The records that follow are to be repeated exactly, with the pictures removed.

### EXCERPTED RECORDS
—————
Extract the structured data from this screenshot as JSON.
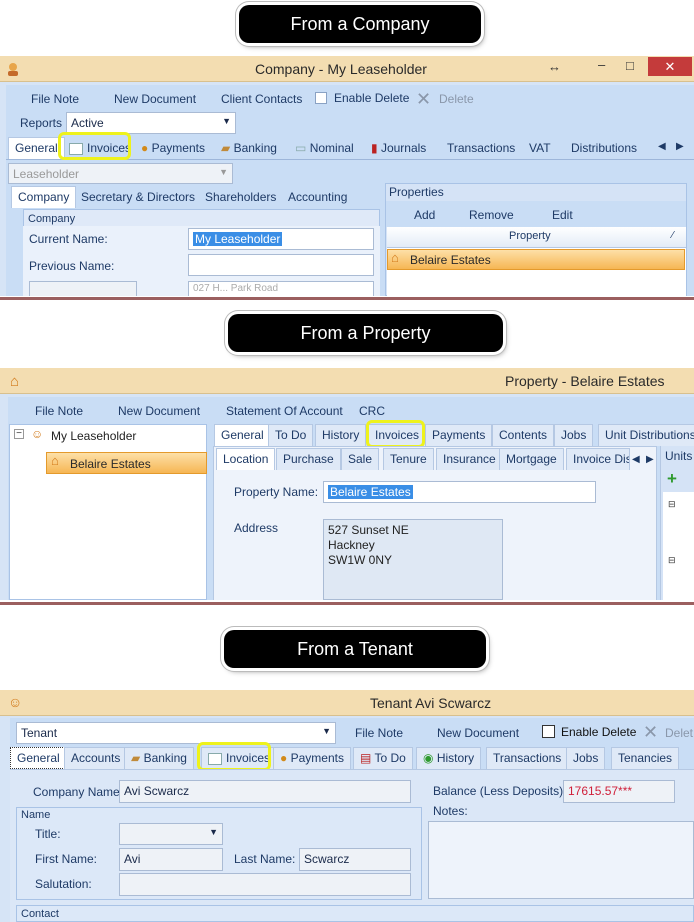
{
  "callouts": {
    "company": "From a Company",
    "property": "From a Property",
    "tenant": "From a Tenant"
  },
  "company": {
    "title": "Company - My Leaseholder",
    "toolbar": [
      "File Note",
      "New Document",
      "Client Contacts"
    ],
    "enable_delete": "Enable Delete",
    "delete": "Delete",
    "reports_label": "Reports",
    "reports_value": "Active",
    "tabs": [
      "General",
      "Invoices",
      "Payments",
      "Banking",
      "Nominal",
      "Journals",
      "Transactions",
      "VAT",
      "Distributions"
    ],
    "type_value": "Leaseholder",
    "subtabs": [
      "Company",
      "Secretary & Directors",
      "Shareholders",
      "Accounting"
    ],
    "group_title": "Company",
    "current_name_label": "Current Name:",
    "current_name": "My Leaseholder",
    "previous_name_label": "Previous Name:",
    "properties_title": "Properties",
    "prop_buttons": [
      "Add",
      "Remove",
      "Edit"
    ],
    "prop_column": "Property",
    "prop_row": "Belaire Estates",
    "cut_text": "027 H... Park Road"
  },
  "property": {
    "title": "Property - Belaire Estates",
    "toolbar": [
      "File Note",
      "New Document",
      "Statement Of Account",
      "CRC"
    ],
    "tree_root": "My Leaseholder",
    "tree_child": "Belaire Estates",
    "tabs": [
      "General",
      "To Do",
      "History",
      "Invoices",
      "Payments",
      "Contents",
      "Jobs",
      "Unit Distributions"
    ],
    "subtabs": [
      "Location",
      "Purchase",
      "Sale",
      "Tenure",
      "Insurance",
      "Mortgage",
      "Invoice Dis"
    ],
    "units_label": "Units",
    "property_name_label": "Property Name:",
    "property_name": "Belaire Estates",
    "address_label": "Address",
    "address_lines": [
      "527 Sunset NE",
      "Hackney",
      "SW1W 0NY"
    ]
  },
  "tenant": {
    "title": "Tenant Avi Scwarcz",
    "type_value": "Tenant",
    "toolbar": [
      "File Note",
      "New Document"
    ],
    "enable_delete": "Enable Delete",
    "delete": "Delet",
    "tabs": [
      "General",
      "Accounts",
      "Banking",
      "Invoices",
      "Payments",
      "To Do",
      "History",
      "Transactions",
      "Jobs",
      "Tenancies"
    ],
    "company_name_label": "Company Name",
    "company_name": "Avi Scwarcz",
    "balance_label": "Balance (Less Deposits):",
    "balance_value": "17615.57***",
    "notes_label": "Notes:",
    "name_group": "Name",
    "title_label": "Title:",
    "first_name_label": "First Name:",
    "first_name": "Avi",
    "last_name_label": "Last Name:",
    "last_name": "Scwarcz",
    "salutation_label": "Salutation:",
    "contact_group": "Contact"
  },
  "colors": {
    "highlight": "#eef21c",
    "selection": "#3a8ee6",
    "titlebar": "#f3ddb1",
    "balance": "#d0203a"
  }
}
—————
### SOLUTION TO THIS PROBLEM
Extract the structured data from this screenshot as JSON.
{
  "callouts": {
    "company": "From a Company",
    "property": "From a Property",
    "tenant": "From a Tenant"
  },
  "company": {
    "title": "Company - My Leaseholder",
    "toolbar": [
      "File Note",
      "New Document",
      "Client Contacts"
    ],
    "enable_delete": "Enable Delete",
    "delete": "Delete",
    "reports_label": "Reports",
    "reports_value": "Active",
    "tabs": [
      "General",
      "Invoices",
      "Payments",
      "Banking",
      "Nominal",
      "Journals",
      "Transactions",
      "VAT",
      "Distributions"
    ],
    "type_value": "Leaseholder",
    "subtabs": [
      "Company",
      "Secretary & Directors",
      "Shareholders",
      "Accounting"
    ],
    "group_title": "Company",
    "current_name_label": "Current Name:",
    "current_name": "My Leaseholder",
    "previous_name_label": "Previous Name:",
    "properties_title": "Properties",
    "prop_buttons": [
      "Add",
      "Remove",
      "Edit"
    ],
    "prop_column": "Property",
    "prop_row": "Belaire Estates",
    "cut_text": "027 H... Park Road"
  },
  "property": {
    "title": "Property - Belaire Estates",
    "toolbar": [
      "File Note",
      "New Document",
      "Statement Of Account",
      "CRC"
    ],
    "tree_root": "My Leaseholder",
    "tree_child": "Belaire Estates",
    "tabs": [
      "General",
      "To Do",
      "History",
      "Invoices",
      "Payments",
      "Contents",
      "Jobs",
      "Unit Distributions"
    ],
    "subtabs": [
      "Location",
      "Purchase",
      "Sale",
      "Tenure",
      "Insurance",
      "Mortgage",
      "Invoice Dis"
    ],
    "units_label": "Units",
    "property_name_label": "Property Name:",
    "property_name": "Belaire Estates",
    "address_label": "Address",
    "address_lines": [
      "527 Sunset NE",
      "Hackney",
      "SW1W 0NY"
    ]
  },
  "tenant": {
    "title": "Tenant Avi Scwarcz",
    "type_value": "Tenant",
    "toolbar": [
      "File Note",
      "New Document"
    ],
    "enable_delete": "Enable Delete",
    "delete": "Delet",
    "tabs": [
      "General",
      "Accounts",
      "Banking",
      "Invoices",
      "Payments",
      "To Do",
      "History",
      "Transactions",
      "Jobs",
      "Tenancies"
    ],
    "company_name_label": "Company Name",
    "company_name": "Avi Scwarcz",
    "balance_label": "Balance (Less Deposits):",
    "balance_value": "17615.57***",
    "notes_label": "Notes:",
    "name_group": "Name",
    "title_label": "Title:",
    "first_name_label": "First Name:",
    "first_name": "Avi",
    "last_name_label": "Last Name:",
    "last_name": "Scwarcz",
    "salutation_label": "Salutation:",
    "contact_group": "Contact"
  },
  "colors": {
    "highlight": "#eef21c",
    "selection": "#3a8ee6",
    "titlebar": "#f3ddb1",
    "balance": "#d0203a"
  }
}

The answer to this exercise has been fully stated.